*What is asked*
Select the lines that contain "more" and copy each of them.

(Saved data entries)
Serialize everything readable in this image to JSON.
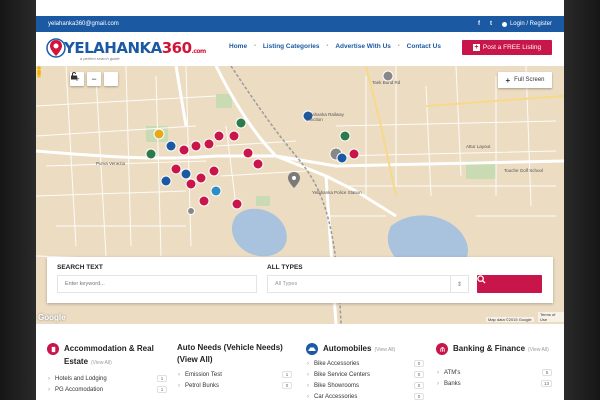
{
  "topbar": {
    "email": "yelahanka360@gmail.com",
    "facebook_icon": "f",
    "twitter_icon": "t",
    "login_label": "Login / Register"
  },
  "header": {
    "logo_brand": "YELAHANKA",
    "logo_number": "360",
    "logo_suffix": ".com",
    "logo_tagline": "a perfect search guide",
    "nav": [
      "Home",
      "Listing Categories",
      "Advertise With Us",
      "Contact Us"
    ],
    "post_button": "Post a FREE Listing"
  },
  "map": {
    "fullscreen_label": "Full Screen",
    "labels": {
      "purva": "Purva Venezia",
      "station": "Yelahanka Railway Junction",
      "police": "Yelahanka Police Station",
      "golf": "Touche Golf School",
      "tank": "Tank Bund Rd",
      "attur": "Attur Layout"
    },
    "footer_data": "Map data ©2015 Google",
    "footer_terms": "Terms of Use",
    "google_logo": "Google"
  },
  "search": {
    "text_label": "SEARCH TEXT",
    "text_placeholder": "Enter keyword...",
    "types_label": "ALL TYPES",
    "types_value": "All Types"
  },
  "categories": [
    {
      "title": "Accommodation & Real Estate",
      "view_all": "(View All)",
      "items": [
        {
          "label": "Hotels and Lodging",
          "count": "1"
        },
        {
          "label": "PG Accomodation",
          "count": "1"
        }
      ]
    },
    {
      "title": "Auto Needs (Vehicle Needs) (View All)",
      "view_all": "",
      "items": [
        {
          "label": "Emission Test",
          "count": "1"
        },
        {
          "label": "Petrol Bunks",
          "count": "0"
        }
      ]
    },
    {
      "title": "Automobiles",
      "view_all": "(View All)",
      "items": [
        {
          "label": "Bike Accessories",
          "count": "0"
        },
        {
          "label": "Bike Service Centers",
          "count": "0"
        },
        {
          "label": "Bike Showrooms",
          "count": "0"
        },
        {
          "label": "Car Accessories",
          "count": "0"
        }
      ]
    },
    {
      "title": "Banking & Finance",
      "view_all": "(View All)",
      "items": [
        {
          "label": "ATM's",
          "count": "5"
        },
        {
          "label": "Banks",
          "count": "13"
        }
      ]
    }
  ],
  "colors": {
    "brand_blue": "#1b5aa3",
    "accent_red": "#c8154a",
    "map_bg": "#ecdcc2"
  }
}
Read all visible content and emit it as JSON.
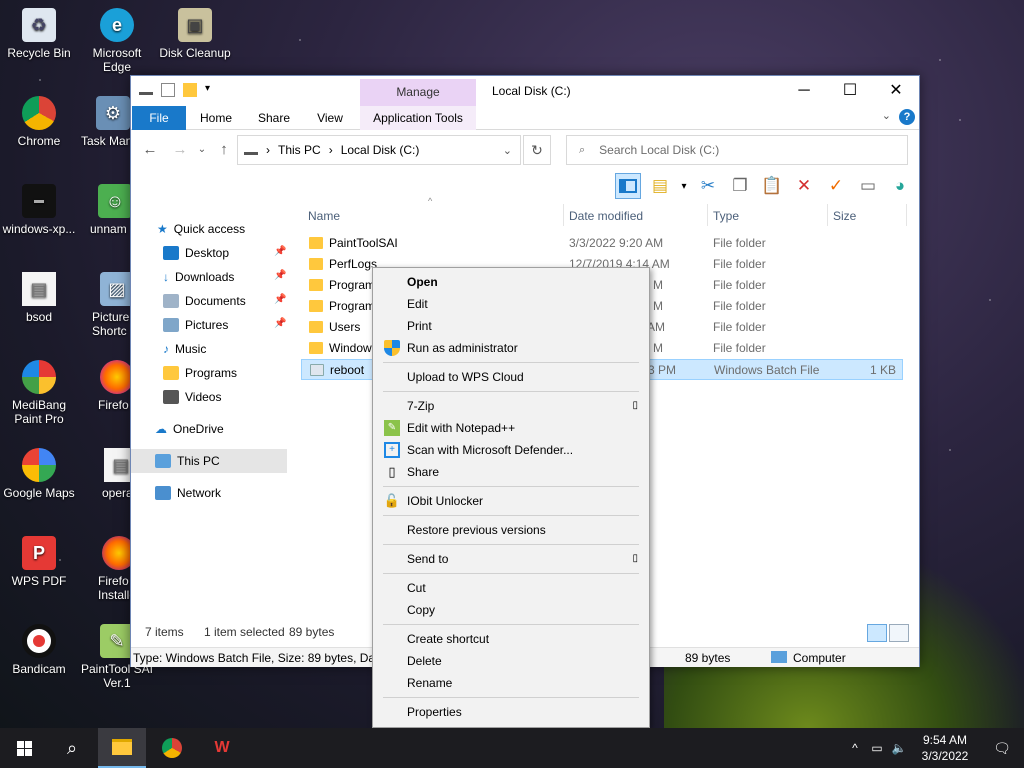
{
  "desktop": {
    "icons": [
      {
        "label": "Recycle Bin",
        "icon": "recycle-bin-icon"
      },
      {
        "label": "Microsoft Edge",
        "icon": "edge-icon"
      },
      {
        "label": "Disk Cleanup",
        "icon": "disk-cleanup-icon"
      },
      {
        "label": "Chrome",
        "icon": "chrome-icon"
      },
      {
        "label": "Task Man",
        "icon": "task-manager-icon"
      },
      {
        "label": "windows-xp...",
        "icon": "shortcut-icon"
      },
      {
        "label": "unnam",
        "icon": "image-icon"
      },
      {
        "label": "bsod",
        "icon": "file-icon"
      },
      {
        "label": "Picture Shortc",
        "icon": "picture-shortcut-icon"
      },
      {
        "label": "MediBang Paint Pro",
        "icon": "medibang-icon"
      },
      {
        "label": "Firefo",
        "icon": "firefox-icon"
      },
      {
        "label": "Google Maps",
        "icon": "google-maps-icon"
      },
      {
        "label": "opera",
        "icon": "file-icon"
      },
      {
        "label": "WPS PDF",
        "icon": "wps-pdf-icon"
      },
      {
        "label": "Firefo Installe",
        "icon": "firefox-installer-icon"
      },
      {
        "label": "Bandicam",
        "icon": "bandicam-icon"
      },
      {
        "label": "PaintTool SAI Ver.1",
        "icon": "painttool-sai-icon"
      }
    ]
  },
  "window": {
    "title": "Local Disk (C:)",
    "manage_tab": "Manage",
    "tabs": [
      "File",
      "Home",
      "Share",
      "View",
      "Application Tools"
    ],
    "caption": {
      "minimize": "─",
      "maximize": "☐",
      "close": "✕"
    },
    "help": "?",
    "address": {
      "parts": [
        "This PC",
        "Local Disk (C:)"
      ],
      "sep": "›"
    },
    "search_placeholder": "Search Local Disk (C:)",
    "nav": {
      "quick_access": "Quick access",
      "items": [
        "Desktop",
        "Downloads",
        "Documents",
        "Pictures",
        "Music",
        "Programs",
        "Videos"
      ],
      "onedrive": "OneDrive",
      "thispc": "This PC",
      "network": "Network"
    },
    "columns": {
      "name": "Name",
      "date": "Date modified",
      "type": "Type",
      "size": "Size"
    },
    "files": [
      {
        "name": "PaintToolSAI",
        "date": "3/3/2022 9:20 AM",
        "type": "File folder",
        "size": ""
      },
      {
        "name": "PerfLogs",
        "date": "12/7/2019 4:14 AM",
        "type": "File folder",
        "size": ""
      },
      {
        "name": "Program",
        "date": "M",
        "type": "File folder",
        "size": ""
      },
      {
        "name": "Program",
        "date": "M",
        "type": "File folder",
        "size": ""
      },
      {
        "name": "Users",
        "date": "AM",
        "type": "File folder",
        "size": ""
      },
      {
        "name": "Window",
        "date": "M",
        "type": "File folder",
        "size": ""
      },
      {
        "name": "reboot",
        "date": "3 PM",
        "type": "Windows Batch File",
        "size": "1 KB"
      }
    ],
    "status": {
      "count": "7 items",
      "selected": "1 item selected",
      "bytes": "89 bytes"
    },
    "details": {
      "left": "Type: Windows Batch File, Size: 89 bytes, Date",
      "bytes": "89 bytes",
      "computer": "Computer"
    }
  },
  "context_menu": {
    "items": {
      "open": "Open",
      "edit": "Edit",
      "print": "Print",
      "runadmin": "Run as administrator",
      "wps": "Upload to WPS Cloud",
      "zip": "7-Zip",
      "notepad": "Edit with Notepad++",
      "defender": "Scan with Microsoft Defender...",
      "share": "Share",
      "iobit": "IObit Unlocker",
      "restore": "Restore previous versions",
      "sendto": "Send to",
      "cut": "Cut",
      "copy": "Copy",
      "shortcut": "Create shortcut",
      "delete": "Delete",
      "rename": "Rename",
      "properties": "Properties"
    }
  },
  "taskbar": {
    "time": "9:54 AM",
    "date": "3/3/2022"
  },
  "colors": {
    "accent": "#1979ca",
    "selection": "#cce8ff",
    "folder": "#ffc83d"
  }
}
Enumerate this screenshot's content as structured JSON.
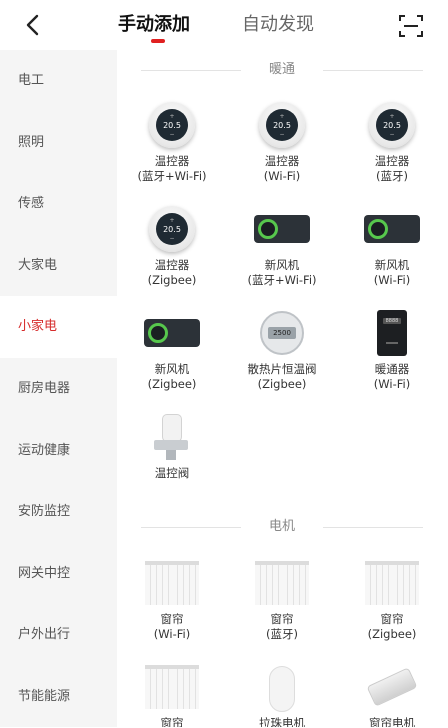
{
  "header": {
    "tab_manual": "手动添加",
    "tab_auto": "自动发现",
    "back_icon": "chevron-left-icon",
    "scan_icon": "scan-icon"
  },
  "sidebar": {
    "items": [
      {
        "label": "电工"
      },
      {
        "label": "照明"
      },
      {
        "label": "传感"
      },
      {
        "label": "大家电"
      },
      {
        "label": "小家电",
        "active": true
      },
      {
        "label": "厨房电器"
      },
      {
        "label": "运动健康"
      },
      {
        "label": "安防监控"
      },
      {
        "label": "网关中控"
      },
      {
        "label": "户外出行"
      },
      {
        "label": "节能能源"
      }
    ]
  },
  "colors": {
    "accent": "#d62c2c",
    "sidebar_bg": "#f5f5f5"
  },
  "sections": [
    {
      "title": "暖通",
      "devices": [
        {
          "name": "温控器",
          "sub": "(蓝牙+Wi-Fi)",
          "icon": "thermostat-icon",
          "display": "20.5"
        },
        {
          "name": "温控器",
          "sub": "(Wi-Fi)",
          "icon": "thermostat-icon",
          "display": "20.5"
        },
        {
          "name": "温控器",
          "sub": "(蓝牙)",
          "icon": "thermostat-icon",
          "display": "20.5"
        },
        {
          "name": "温控器",
          "sub": "(Zigbee)",
          "icon": "thermostat-icon",
          "display": "20.5"
        },
        {
          "name": "新风机",
          "sub": "(蓝牙+Wi-Fi)",
          "icon": "fresh-air-panel-icon"
        },
        {
          "name": "新风机",
          "sub": "(Wi-Fi)",
          "icon": "fresh-air-panel-icon"
        },
        {
          "name": "新风机",
          "sub": "(Zigbee)",
          "icon": "fresh-air-panel-icon"
        },
        {
          "name": "散热片恒温阀",
          "sub": "(Zigbee)",
          "icon": "radiator-valve-icon",
          "display": "2500"
        },
        {
          "name": "暖通器",
          "sub": "(Wi-Fi)",
          "icon": "hvac-controller-icon",
          "display": "8888"
        },
        {
          "name": "温控阀",
          "sub": "",
          "icon": "thermostatic-valve-icon"
        }
      ]
    },
    {
      "title": "电机",
      "devices": [
        {
          "name": "窗帘",
          "sub": "(Wi-Fi)",
          "icon": "curtain-icon"
        },
        {
          "name": "窗帘",
          "sub": "(蓝牙)",
          "icon": "curtain-icon"
        },
        {
          "name": "窗帘",
          "sub": "(Zigbee)",
          "icon": "curtain-icon"
        },
        {
          "name": "窗帘",
          "sub": "",
          "icon": "curtain-icon"
        },
        {
          "name": "拉珠电机",
          "sub": "",
          "icon": "bead-chain-motor-icon"
        },
        {
          "name": "窗帘电机",
          "sub": "",
          "icon": "curtain-motor-icon"
        }
      ]
    }
  ]
}
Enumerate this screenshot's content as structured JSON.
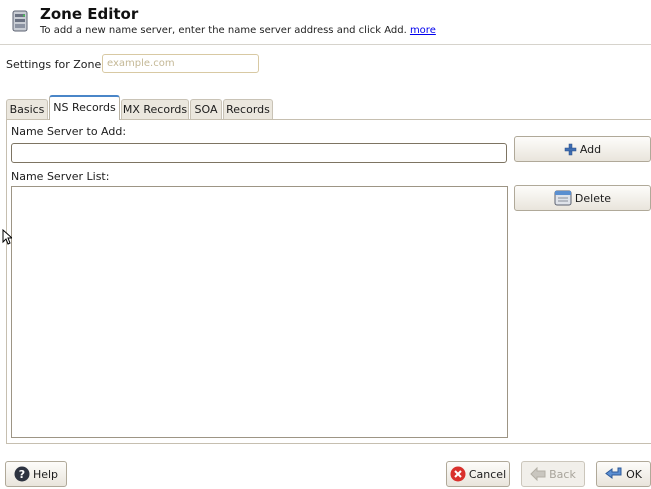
{
  "header": {
    "title": "Zone Editor",
    "subtitle": "To add a new name server, enter the name server address and click Add.",
    "more_link": "more"
  },
  "zone": {
    "label": "Settings for Zone",
    "placeholder": "example.com",
    "value": ""
  },
  "tabs": [
    {
      "label": "Basics",
      "active": false
    },
    {
      "label": "NS Records",
      "active": true
    },
    {
      "label": "MX Records",
      "active": false
    },
    {
      "label": "SOA",
      "active": false
    },
    {
      "label": "Records",
      "active": false
    }
  ],
  "ns": {
    "add_label": "Name Server to Add:",
    "add_value": "",
    "list_label": "Name Server List:",
    "items": [],
    "add_button": "Add",
    "delete_button": "Delete"
  },
  "footer": {
    "help": "Help",
    "cancel": "Cancel",
    "back": "Back",
    "ok": "OK"
  },
  "colors": {
    "accent_tab": "#4a86c8",
    "cancel_icon": "#d9302c",
    "link": "#0000ee"
  }
}
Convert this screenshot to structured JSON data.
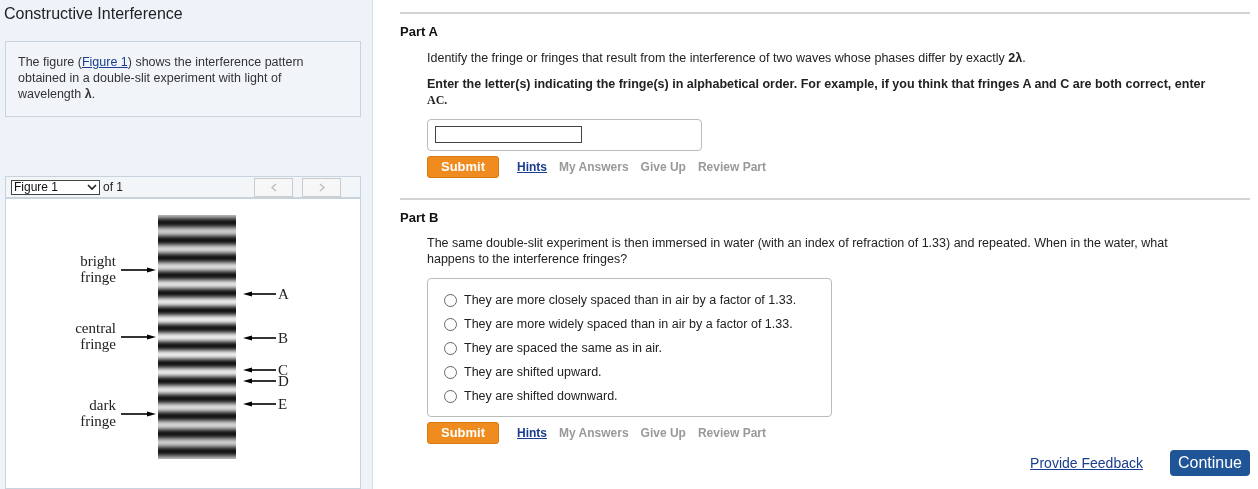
{
  "title": "Constructive Interference",
  "intro": {
    "before": "The figure (",
    "link": "Figure 1",
    "after": ") shows the interference pattern obtained in a double-slit experiment with light of wavelength **λ**."
  },
  "figure_viewer": {
    "select": "Figure 1",
    "of": "of 1",
    "prev_disabled": true,
    "next_disabled": true,
    "figure": {
      "left_labels": [
        {
          "lines": [
            "bright",
            "fringe"
          ]
        },
        {
          "lines": [
            "central",
            "fringe"
          ]
        },
        {
          "lines": [
            "dark",
            "fringe"
          ]
        }
      ],
      "right_labels": [
        "A",
        "B",
        "C",
        "D",
        "E"
      ]
    }
  },
  "parts": [
    {
      "title": "Part A",
      "kind": "text",
      "prompt": "Identify the fringe or fringes that result from the interference of two waves whose phases differ by exactly **2λ**.",
      "instruction": "Enter the letter(s) indicating the fringe(s) in alphabetical order. For example, if you think that fringes A and C are both correct, enter",
      "example": "AC.",
      "submit": "Submit",
      "links": [
        {
          "label": "Hints",
          "disabled": false
        },
        {
          "label": "My Answers",
          "disabled": true
        },
        {
          "label": "Give Up",
          "disabled": true
        },
        {
          "label": "Review Part",
          "disabled": true
        }
      ]
    },
    {
      "title": "Part B",
      "kind": "choice",
      "prompt": "The same double-slit experiment is then immersed in water (with an index of refraction of 1.33) and repeated. When in the water, what happens to the interference fringes?",
      "options": [
        {
          "label": "They are more closely spaced than in air by a factor of 1.33.",
          "selected": false
        },
        {
          "label": "They are more widely spaced than in air by a factor of 1.33.",
          "selected": false
        },
        {
          "label": "They are spaced the same as in air.",
          "selected": false
        },
        {
          "label": "They are shifted upward.",
          "selected": false
        },
        {
          "label": "They are shifted downward.",
          "selected": false
        }
      ],
      "submit": "Submit",
      "links": [
        {
          "label": "Hints",
          "disabled": false
        },
        {
          "label": "My Answers",
          "disabled": true
        },
        {
          "label": "Give Up",
          "disabled": true
        },
        {
          "label": "Review Part",
          "disabled": true
        }
      ]
    }
  ],
  "footer": {
    "feedback": "Provide Feedback",
    "continue": "Continue"
  }
}
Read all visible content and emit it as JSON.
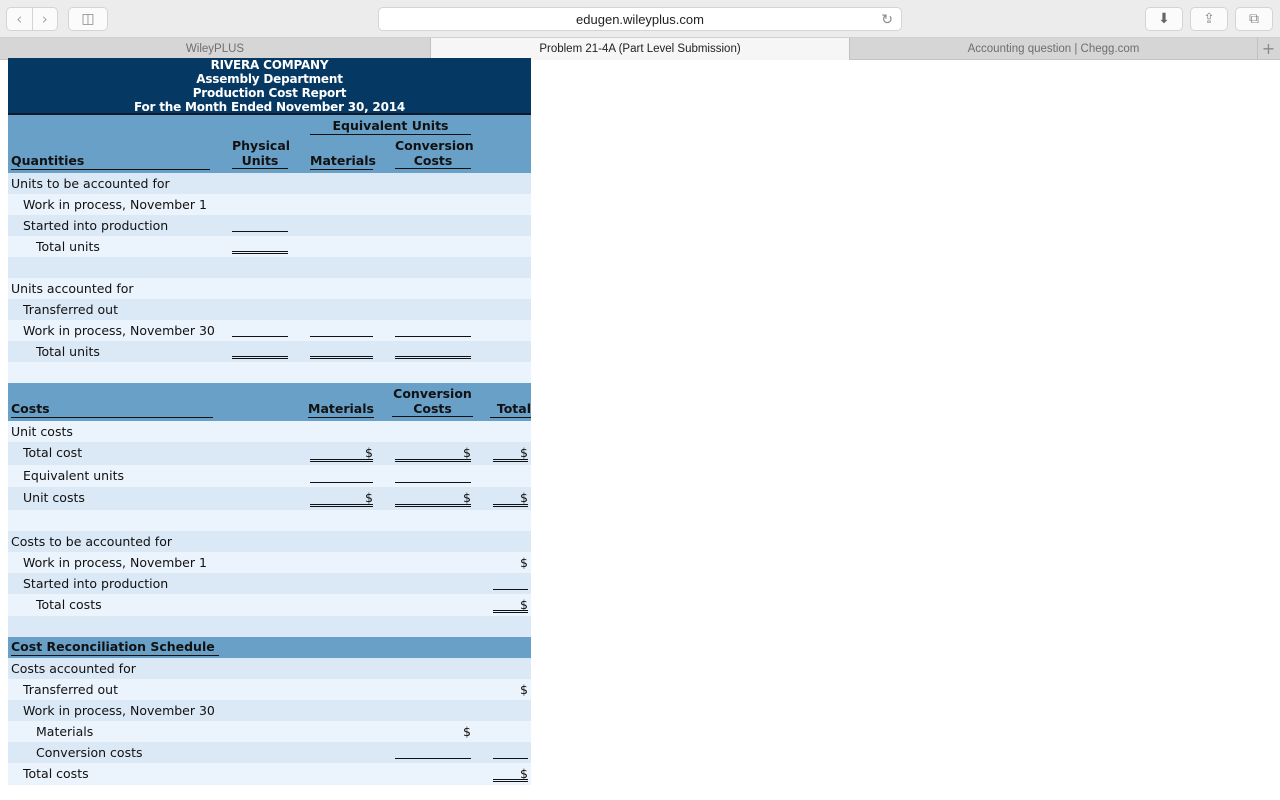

*Final answer*
    "more_link": "more"
          "label": "They are more closely spaced than in air by a factor of 1.33.",
          "label": "They are more widely spaced than in air by a factor of 1.33.",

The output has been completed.